Your task is to filter the data below down to the lines holding "icon".

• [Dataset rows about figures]
┄┄┄┄┄┄┄┄┄┄┄┄┄┄┄┄┄┄┄┄

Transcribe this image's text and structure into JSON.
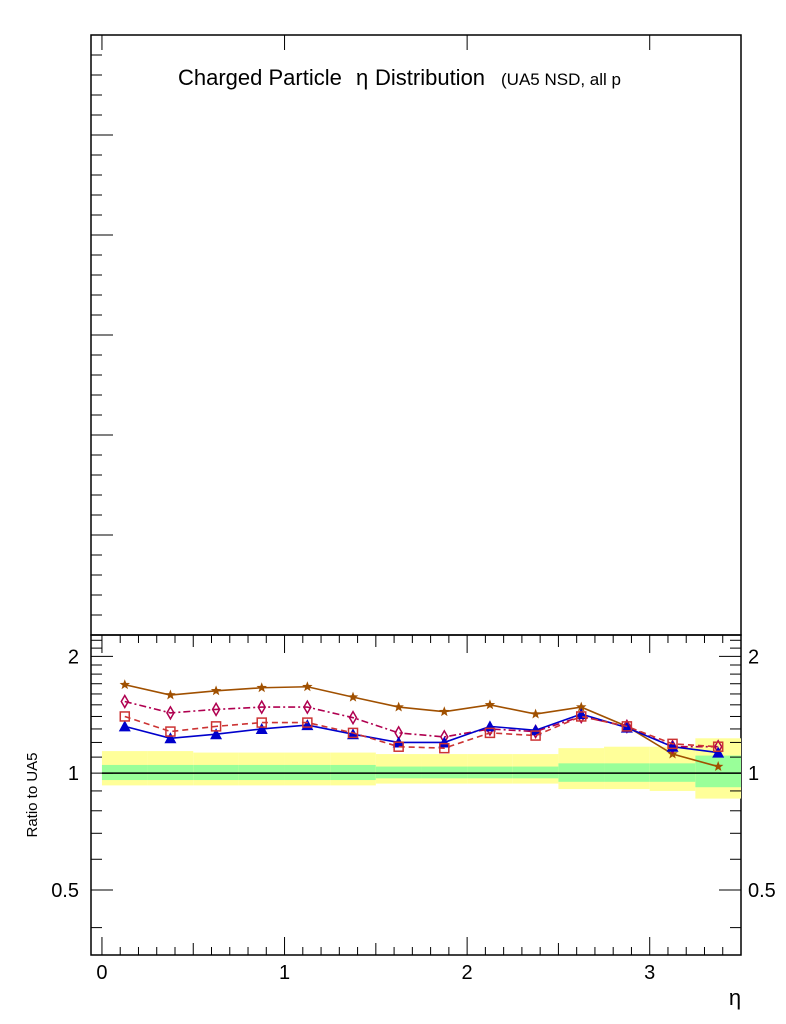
{
  "chart_data": [
    {
      "type": "line",
      "panel": "upper",
      "title": "Charged Particle",
      "title_symbol": "η",
      "title_suffix": "Distribution",
      "subtitle": "(UA5 NSD, all p",
      "series": []
    },
    {
      "type": "line",
      "panel": "ratio",
      "ylabel": "Ratio to UA5",
      "xlabel": "η",
      "xlim": [
        -0.06,
        3.5
      ],
      "ylim": [
        0.34,
        2.27
      ],
      "x_tick_labels": [
        "0",
        "1",
        "2",
        "3"
      ],
      "y_tick_labels": [
        "2",
        "1",
        "0.5"
      ],
      "y_tick_values": [
        2,
        1,
        0.5
      ],
      "x": [
        0.125,
        0.375,
        0.625,
        0.875,
        1.125,
        1.375,
        1.625,
        1.875,
        2.125,
        2.375,
        2.625,
        2.875,
        3.125,
        3.375
      ],
      "reference_line": 1.0,
      "bands": {
        "bins": [
          0,
          0.25,
          0.5,
          0.75,
          1.0,
          1.25,
          1.5,
          1.75,
          2.0,
          2.25,
          2.5,
          2.75,
          3.0,
          3.25,
          3.5
        ],
        "inner": [
          [
            0.96,
            1.05
          ],
          [
            0.96,
            1.05
          ],
          [
            0.96,
            1.05
          ],
          [
            0.96,
            1.05
          ],
          [
            0.96,
            1.05
          ],
          [
            0.96,
            1.05
          ],
          [
            0.97,
            1.04
          ],
          [
            0.97,
            1.04
          ],
          [
            0.97,
            1.04
          ],
          [
            0.97,
            1.04
          ],
          [
            0.95,
            1.06
          ],
          [
            0.95,
            1.06
          ],
          [
            0.95,
            1.06
          ],
          [
            0.92,
            1.11
          ]
        ],
        "outer": [
          [
            0.93,
            1.14
          ],
          [
            0.93,
            1.14
          ],
          [
            0.93,
            1.13
          ],
          [
            0.93,
            1.13
          ],
          [
            0.93,
            1.13
          ],
          [
            0.93,
            1.13
          ],
          [
            0.94,
            1.12
          ],
          [
            0.94,
            1.12
          ],
          [
            0.94,
            1.12
          ],
          [
            0.94,
            1.12
          ],
          [
            0.91,
            1.16
          ],
          [
            0.91,
            1.17
          ],
          [
            0.9,
            1.17
          ],
          [
            0.86,
            1.23
          ]
        ],
        "inner_color": "#99ff99",
        "outer_color": "#ffff99"
      },
      "series": [
        {
          "color": "#a05000",
          "marker": "star",
          "line": "solid",
          "values": [
            1.69,
            1.59,
            1.63,
            1.66,
            1.67,
            1.57,
            1.48,
            1.44,
            1.5,
            1.42,
            1.48,
            1.32,
            1.12,
            1.04
          ]
        },
        {
          "color": "#b00050",
          "marker": "diamond-open",
          "line": "dashdot",
          "values": [
            1.53,
            1.43,
            1.46,
            1.48,
            1.48,
            1.39,
            1.27,
            1.24,
            1.3,
            1.28,
            1.4,
            1.32,
            1.17,
            1.17
          ]
        },
        {
          "color": "#0000cc",
          "marker": "triangle",
          "line": "solid",
          "values": [
            1.32,
            1.23,
            1.26,
            1.3,
            1.33,
            1.26,
            1.2,
            1.2,
            1.32,
            1.29,
            1.42,
            1.31,
            1.17,
            1.13
          ]
        },
        {
          "color": "#cc3333",
          "marker": "square-open",
          "line": "dashed",
          "values": [
            1.4,
            1.28,
            1.32,
            1.35,
            1.35,
            1.27,
            1.17,
            1.16,
            1.27,
            1.25,
            1.4,
            1.32,
            1.19,
            1.17
          ]
        }
      ]
    }
  ]
}
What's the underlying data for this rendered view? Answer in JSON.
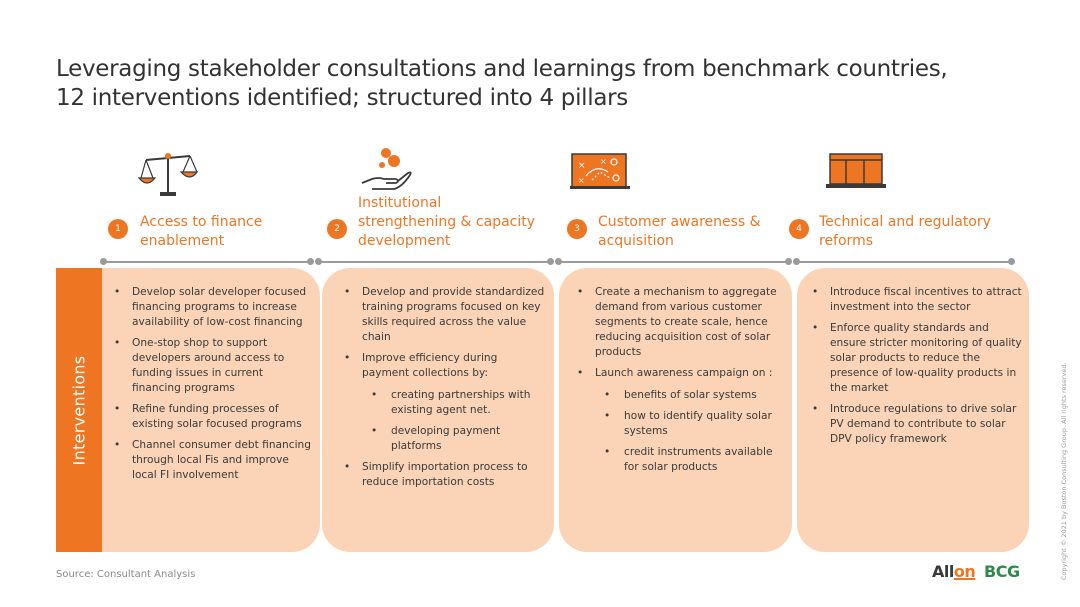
{
  "title": {
    "line1": "Leveraging stakeholder consultations and learnings from benchmark countries,",
    "line2": "12 interventions identified; structured into 4 pillars"
  },
  "side_label": "Interventions",
  "accent_color": "#ee7623",
  "card_color": "#fbd3b7",
  "pillars": [
    {
      "number": "1",
      "icon": "scales-icon",
      "label_lines": [
        "Access to finance",
        "enablement"
      ],
      "bullets": [
        {
          "text": "Develop solar developer focused financing programs to increase availability of low-cost financing"
        },
        {
          "text": "One-stop shop to support developers around access to funding issues in current financing programs"
        },
        {
          "text": "Refine funding processes of existing solar focused programs"
        },
        {
          "text": "Channel consumer debt financing through local Fis and improve local FI involvement"
        }
      ]
    },
    {
      "number": "2",
      "icon": "hand-growth-icon",
      "label_lines": [
        "Institutional",
        "strengthening & capacity",
        "development"
      ],
      "bullets": [
        {
          "text": "Develop and provide standardized training programs focused on key skills required across the value chain"
        },
        {
          "text": "Improve efficiency during payment collections by:",
          "sub": [
            "creating partnerships with existing agent net.",
            "developing payment platforms"
          ]
        },
        {
          "text": "Simplify importation process to reduce importation costs"
        }
      ]
    },
    {
      "number": "3",
      "icon": "strategy-board-icon",
      "label_lines": [
        "Customer awareness &",
        "acquisition"
      ],
      "bullets": [
        {
          "text": "Create a mechanism to aggregate demand from various customer segments to create scale, hence reducing acquisition cost of solar products"
        },
        {
          "text": "Launch awareness campaign on :",
          "sub": [
            "benefits of solar systems",
            "how to identify quality solar systems",
            "credit instruments available for solar products"
          ]
        }
      ]
    },
    {
      "number": "4",
      "icon": "building-icon",
      "label_lines": [
        "Technical and regulatory",
        "reforms"
      ],
      "bullets": [
        {
          "text": "Introduce fiscal incentives to attract investment into the sector"
        },
        {
          "text": "Enforce quality standards and ensure stricter monitoring of quality solar products to reduce the presence of low-quality products in the market"
        },
        {
          "text": "Introduce regulations to drive solar PV demand to contribute to solar DPV policy framework"
        }
      ]
    }
  ],
  "source": "Source: Consultant Analysis",
  "copyright": "Copyright © 2021 by Boston Consulting Group. All rights reserved.",
  "logos": {
    "allon_a": "All",
    "allon_b": "on",
    "bcg": "BCG"
  }
}
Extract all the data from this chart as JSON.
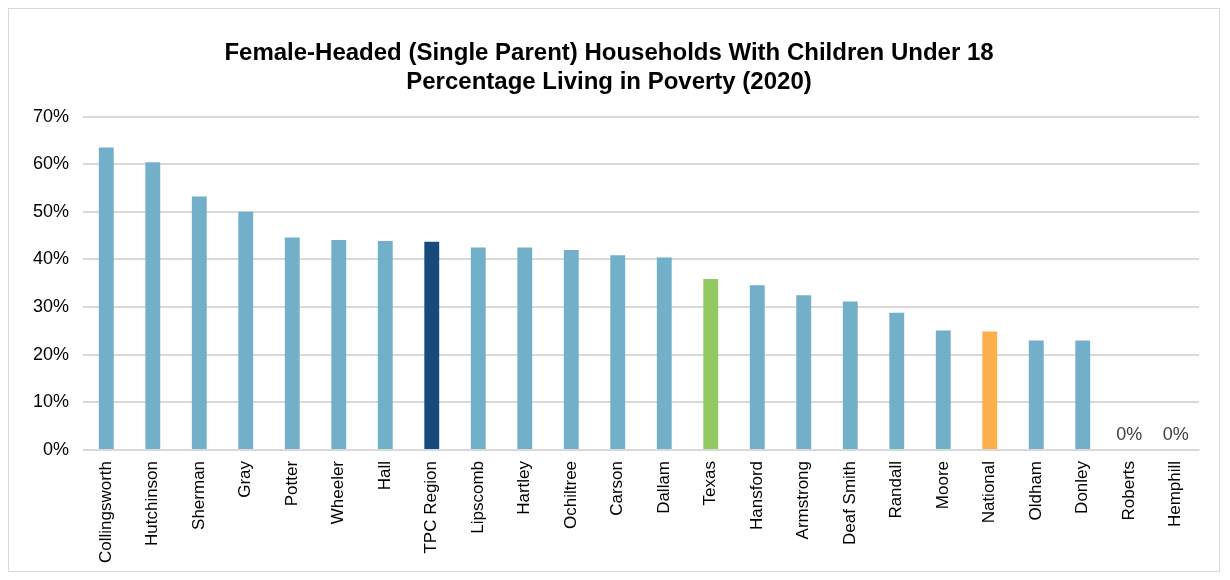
{
  "chart_data": {
    "type": "bar",
    "title": [
      "Female-Headed (Single Parent) Households With Children Under 18",
      "Percentage Living in Poverty (2020)"
    ],
    "categories": [
      "Collingsworth",
      "Hutchinson",
      "Sherman",
      "Gray",
      "Potter",
      "Wheeler",
      "Hall",
      "TPC Region",
      "Lipscomb",
      "Hartley",
      "Ochiltree",
      "Carson",
      "Dallam",
      "Texas",
      "Hansford",
      "Armstrong",
      "Deaf Smith",
      "Randall",
      "Moore",
      "National",
      "Oldham",
      "Donley",
      "Roberts",
      "Hemphill"
    ],
    "values": [
      63.5,
      60.4,
      53.2,
      50.0,
      44.6,
      44.1,
      43.9,
      43.7,
      42.5,
      42.5,
      42.0,
      40.9,
      40.4,
      35.9,
      34.6,
      32.5,
      31.2,
      28.8,
      25.1,
      24.9,
      23.0,
      23.0,
      0,
      0
    ],
    "colors": [
      "#72afc8",
      "#72afc8",
      "#72afc8",
      "#72afc8",
      "#72afc8",
      "#72afc8",
      "#72afc8",
      "#174a7c",
      "#72afc8",
      "#72afc8",
      "#72afc8",
      "#72afc8",
      "#72afc8",
      "#92c962",
      "#72afc8",
      "#72afc8",
      "#72afc8",
      "#72afc8",
      "#72afc8",
      "#fbb04b",
      "#72afc8",
      "#72afc8",
      "#72afc8",
      "#72afc8"
    ],
    "value_labels": [
      null,
      null,
      null,
      null,
      null,
      null,
      null,
      null,
      null,
      null,
      null,
      null,
      null,
      null,
      null,
      null,
      null,
      null,
      null,
      null,
      null,
      null,
      "0%",
      "0%"
    ],
    "ylim": [
      0,
      70
    ],
    "yticks": [
      {
        "value": 0,
        "label": "0%"
      },
      {
        "value": 10,
        "label": "10%"
      },
      {
        "value": 20,
        "label": "20%"
      },
      {
        "value": 30,
        "label": "30%"
      },
      {
        "value": 40,
        "label": "40%"
      },
      {
        "value": 50,
        "label": "50%"
      },
      {
        "value": 60,
        "label": "60%"
      },
      {
        "value": 70,
        "label": "70%"
      }
    ],
    "grid": "y",
    "legend": false
  }
}
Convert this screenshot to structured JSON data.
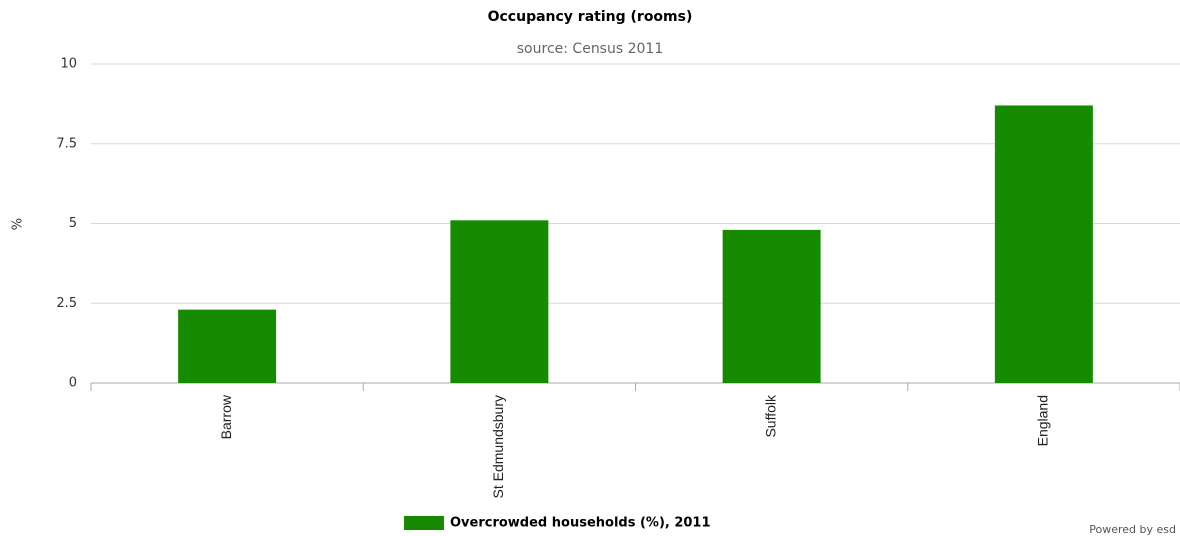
{
  "chart_data": {
    "type": "bar",
    "title": "Occupancy rating (rooms)",
    "subtitle": "source: Census 2011",
    "y_label": "%",
    "categories": [
      "Barrow",
      "St Edmundsbury",
      "Suffolk",
      "England"
    ],
    "series": [
      {
        "name": "Overcrowded households (%), 2011",
        "color": "#168a00",
        "values": [
          2.3,
          5.1,
          4.8,
          8.7
        ]
      }
    ],
    "ylim": [
      0,
      10
    ],
    "yticks": [
      0,
      2.5,
      5,
      7.5,
      10
    ],
    "grid": true,
    "legend": "bottom",
    "credit": "Powered by esd"
  }
}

┄┄┄┄┄┄┄┄┄┄┄┄┄┄┄┄┄┄┄┄

• [EXPECTED ANSWER]
      "icon": "scales-icon",
      "icon": "hand-growth-icon",
      "icon": "strategy-board-icon",
      "icon": "building-icon",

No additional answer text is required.